Go through the records below line by line. Count the lines with "name" and give the count alone.

[start]

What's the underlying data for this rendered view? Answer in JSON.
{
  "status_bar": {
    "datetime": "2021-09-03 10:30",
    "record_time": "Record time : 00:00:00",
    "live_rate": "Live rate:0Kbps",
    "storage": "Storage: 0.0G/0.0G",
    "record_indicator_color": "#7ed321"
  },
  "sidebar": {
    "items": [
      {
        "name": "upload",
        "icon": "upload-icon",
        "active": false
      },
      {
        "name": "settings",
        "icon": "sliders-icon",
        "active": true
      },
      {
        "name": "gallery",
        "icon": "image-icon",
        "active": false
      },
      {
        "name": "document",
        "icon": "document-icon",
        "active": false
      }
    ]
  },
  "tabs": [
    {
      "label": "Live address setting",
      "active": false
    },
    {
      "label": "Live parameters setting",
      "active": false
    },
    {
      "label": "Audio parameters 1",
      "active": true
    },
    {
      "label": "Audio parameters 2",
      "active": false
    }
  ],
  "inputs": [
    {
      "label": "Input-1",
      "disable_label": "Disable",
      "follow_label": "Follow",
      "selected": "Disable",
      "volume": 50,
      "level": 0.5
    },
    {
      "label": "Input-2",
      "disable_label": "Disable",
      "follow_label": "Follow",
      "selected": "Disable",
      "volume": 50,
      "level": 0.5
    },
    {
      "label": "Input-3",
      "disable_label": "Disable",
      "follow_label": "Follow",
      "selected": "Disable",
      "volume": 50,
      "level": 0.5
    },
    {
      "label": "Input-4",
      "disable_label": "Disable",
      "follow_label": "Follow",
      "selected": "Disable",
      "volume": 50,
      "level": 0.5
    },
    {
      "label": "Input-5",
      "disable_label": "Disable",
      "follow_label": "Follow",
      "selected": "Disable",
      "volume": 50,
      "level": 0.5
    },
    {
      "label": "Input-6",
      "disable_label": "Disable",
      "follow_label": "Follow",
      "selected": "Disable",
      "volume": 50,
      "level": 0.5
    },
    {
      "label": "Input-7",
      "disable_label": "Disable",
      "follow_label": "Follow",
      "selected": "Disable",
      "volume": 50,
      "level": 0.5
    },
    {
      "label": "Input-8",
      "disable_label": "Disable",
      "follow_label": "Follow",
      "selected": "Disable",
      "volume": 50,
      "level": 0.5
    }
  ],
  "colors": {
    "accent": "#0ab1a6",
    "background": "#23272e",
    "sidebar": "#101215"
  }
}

[end]

[Response] 4